■ Problem details ■
The entries below must be transcribed exactly. Leave nothing out.

(Extracted data Opens)

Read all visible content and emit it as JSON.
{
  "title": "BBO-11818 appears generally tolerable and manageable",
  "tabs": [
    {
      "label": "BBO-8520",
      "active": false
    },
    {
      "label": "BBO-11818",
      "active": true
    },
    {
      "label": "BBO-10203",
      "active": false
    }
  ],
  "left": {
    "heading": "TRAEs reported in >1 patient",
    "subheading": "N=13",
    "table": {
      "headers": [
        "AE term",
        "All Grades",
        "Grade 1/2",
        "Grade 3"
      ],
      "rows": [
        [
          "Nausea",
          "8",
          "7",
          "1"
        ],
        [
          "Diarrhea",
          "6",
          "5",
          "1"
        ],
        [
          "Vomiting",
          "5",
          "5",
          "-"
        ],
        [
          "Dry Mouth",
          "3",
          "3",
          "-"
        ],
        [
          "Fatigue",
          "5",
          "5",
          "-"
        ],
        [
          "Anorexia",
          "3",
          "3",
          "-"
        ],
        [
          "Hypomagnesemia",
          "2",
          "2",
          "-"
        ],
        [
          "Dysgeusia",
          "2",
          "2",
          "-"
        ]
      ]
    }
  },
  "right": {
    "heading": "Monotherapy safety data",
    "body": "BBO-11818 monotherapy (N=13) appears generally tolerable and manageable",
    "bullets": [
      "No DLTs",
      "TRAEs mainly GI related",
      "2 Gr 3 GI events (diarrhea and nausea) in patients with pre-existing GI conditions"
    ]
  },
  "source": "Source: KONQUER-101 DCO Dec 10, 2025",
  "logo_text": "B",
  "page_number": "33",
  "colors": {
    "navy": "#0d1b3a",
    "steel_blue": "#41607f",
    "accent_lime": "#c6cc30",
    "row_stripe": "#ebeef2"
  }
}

(Extracted data Closes)

■ Completed task ■
Read all visible content and emit it as JSON.
{
  "title": "BBO-11818 appears generally tolerable and manageable",
  "tabs": [
    {
      "label": "BBO-8520",
      "active": false
    },
    {
      "label": "BBO-11818",
      "active": true
    },
    {
      "label": "BBO-10203",
      "active": false
    }
  ],
  "left": {
    "heading": "TRAEs reported in >1 patient",
    "subheading": "N=13",
    "table": {
      "headers": [
        "AE term",
        "All Grades",
        "Grade 1/2",
        "Grade 3"
      ],
      "rows": [
        [
          "Nausea",
          "8",
          "7",
          "1"
        ],
        [
          "Diarrhea",
          "6",
          "5",
          "1"
        ],
        [
          "Vomiting",
          "5",
          "5",
          "-"
        ],
        [
          "Dry Mouth",
          "3",
          "3",
          "-"
        ],
        [
          "Fatigue",
          "5",
          "5",
          "-"
        ],
        [
          "Anorexia",
          "3",
          "3",
          "-"
        ],
        [
          "Hypomagnesemia",
          "2",
          "2",
          "-"
        ],
        [
          "Dysgeusia",
          "2",
          "2",
          "-"
        ]
      ]
    }
  },
  "right": {
    "heading": "Monotherapy safety data",
    "body": "BBO-11818 monotherapy (N=13) appears generally tolerable and manageable",
    "bullets": [
      "No DLTs",
      "TRAEs mainly GI related",
      "2 Gr 3 GI events (diarrhea and nausea) in patients with pre-existing GI conditions"
    ]
  },
  "source": "Source: KONQUER-101 DCO Dec 10, 2025",
  "logo_text": "B",
  "page_number": "33",
  "colors": {
    "navy": "#0d1b3a",
    "steel_blue": "#41607f",
    "accent_lime": "#c6cc30",
    "row_stripe": "#ebeef2"
  }
}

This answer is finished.